PASSAGE PROVIDED
※ ※ ※

By Aduragbemi Omiyale

Dangote Petroleum Refinery and Petrochemicals has promised to refund customers who purchase Premium Motor Spirit (PMS) at rates higher than the advertised prices from retail stations of Ardova Heyden, or MRS across Nigeria.

A few days ago, the company slashed the ex-depot price of petrol by N65 to N825 per litre from N890 per litre in an effort to ensure that Nigerians enjoy the dividends of deregulation of the downstream sub-sector of the petroleum industry.

In a statement issued over the weekend, the refinery confirmed it will refund N65 per litre on the over 200,000 metric tonnes of PMS purchased by marketers at the old gantry price of N890 per litre, prior to the new rate of N825 per litre.

It also absorbed a N16 billion loss by refunding N65per cent litre to marketers for Nigerians to benefit from cheaper fuel.

“The step, effective February 27, 2025, guarantees that none of our valued business partners will experience a loss due to the price change.

“More importantly, it ensures that the new, lower rate takes immediate effect nationwide for the benefit of the Nigerian people,” the statement said.

The oil facility emphasised that this initiative extends beyond MRS Holdings, Ardova Plc (AP), and Heyden, urging other marketers sourcing stock from it to pass on the benefits of the new pricing to consumers at the retail level, encouraging a collective commitment to affordable, quality products.

Dangote Refinery also condemned any exploitation of the new pricing structure, stressing, “It is both unpatriotic and detrimental to the welfare of Nigerians for any party to purchase at a rate of N825 per litre and then sell to consumers at N945 or more per litre.”

“This constitutes excessive profiteering, further burdening Nigerians for personal gain,” the statement added.

※ ※ ※

EXTRACTED DATA

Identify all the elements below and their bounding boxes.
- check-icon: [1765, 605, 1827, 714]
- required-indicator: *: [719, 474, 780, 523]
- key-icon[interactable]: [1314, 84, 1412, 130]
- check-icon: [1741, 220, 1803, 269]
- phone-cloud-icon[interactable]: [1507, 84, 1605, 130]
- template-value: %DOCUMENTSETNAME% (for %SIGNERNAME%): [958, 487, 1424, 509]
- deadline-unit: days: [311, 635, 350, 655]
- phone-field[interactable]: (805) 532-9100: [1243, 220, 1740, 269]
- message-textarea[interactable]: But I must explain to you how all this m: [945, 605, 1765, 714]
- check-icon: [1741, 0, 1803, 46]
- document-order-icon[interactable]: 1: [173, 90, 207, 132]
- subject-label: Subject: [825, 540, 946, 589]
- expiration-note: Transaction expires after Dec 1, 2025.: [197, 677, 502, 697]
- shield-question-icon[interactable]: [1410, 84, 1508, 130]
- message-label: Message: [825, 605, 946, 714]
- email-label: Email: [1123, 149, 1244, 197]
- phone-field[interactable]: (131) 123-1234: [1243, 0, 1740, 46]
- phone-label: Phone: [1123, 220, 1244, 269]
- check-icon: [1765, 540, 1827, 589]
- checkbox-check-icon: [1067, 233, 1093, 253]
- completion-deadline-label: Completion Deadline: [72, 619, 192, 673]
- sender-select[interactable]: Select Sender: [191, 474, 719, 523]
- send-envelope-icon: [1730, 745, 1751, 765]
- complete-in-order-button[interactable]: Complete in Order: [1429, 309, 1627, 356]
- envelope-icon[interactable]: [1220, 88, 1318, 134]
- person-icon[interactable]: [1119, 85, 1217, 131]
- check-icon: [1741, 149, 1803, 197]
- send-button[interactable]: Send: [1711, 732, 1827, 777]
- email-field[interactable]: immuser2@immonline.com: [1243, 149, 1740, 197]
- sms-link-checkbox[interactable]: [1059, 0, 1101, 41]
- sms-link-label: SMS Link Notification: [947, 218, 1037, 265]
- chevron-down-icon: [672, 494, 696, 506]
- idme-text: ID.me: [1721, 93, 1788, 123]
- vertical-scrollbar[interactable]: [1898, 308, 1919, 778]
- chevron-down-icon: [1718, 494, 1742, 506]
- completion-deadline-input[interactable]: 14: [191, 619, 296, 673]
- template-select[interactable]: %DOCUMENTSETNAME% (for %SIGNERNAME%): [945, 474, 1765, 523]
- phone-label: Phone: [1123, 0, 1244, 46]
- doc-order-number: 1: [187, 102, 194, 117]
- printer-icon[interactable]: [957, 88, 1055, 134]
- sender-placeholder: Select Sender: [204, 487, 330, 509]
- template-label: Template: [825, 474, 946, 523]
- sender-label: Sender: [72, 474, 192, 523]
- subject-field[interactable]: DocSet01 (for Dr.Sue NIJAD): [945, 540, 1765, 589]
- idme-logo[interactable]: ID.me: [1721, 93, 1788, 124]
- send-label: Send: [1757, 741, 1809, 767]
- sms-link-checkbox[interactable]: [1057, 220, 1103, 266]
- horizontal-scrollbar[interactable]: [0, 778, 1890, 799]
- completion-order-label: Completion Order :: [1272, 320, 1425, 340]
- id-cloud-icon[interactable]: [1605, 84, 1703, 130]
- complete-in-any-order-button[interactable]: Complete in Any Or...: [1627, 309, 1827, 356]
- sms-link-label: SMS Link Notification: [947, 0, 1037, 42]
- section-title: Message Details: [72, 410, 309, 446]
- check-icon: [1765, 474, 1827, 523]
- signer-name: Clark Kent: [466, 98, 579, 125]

※ ※ ※

GIVEN INSTRUCTION 1
In the refinery piece, what is the new ex-depot price of petrol per litre?
GIVEN INSTRUCTION 2
Reproduce the refinery piece from "In a statement" up to and including "N825 per litre.", swapping "metric tonnes" for "tons".

WRITTEN REPLY 1
N825 per litre.

WRITTEN REPLY 2
In a statement issued over the weekend, the refinery confirmed it will refund N65 per litre on the over 200,000 tons of PMS purchased by marketers at the old gantry price of N890 per litre, prior to the new rate of N825 per litre.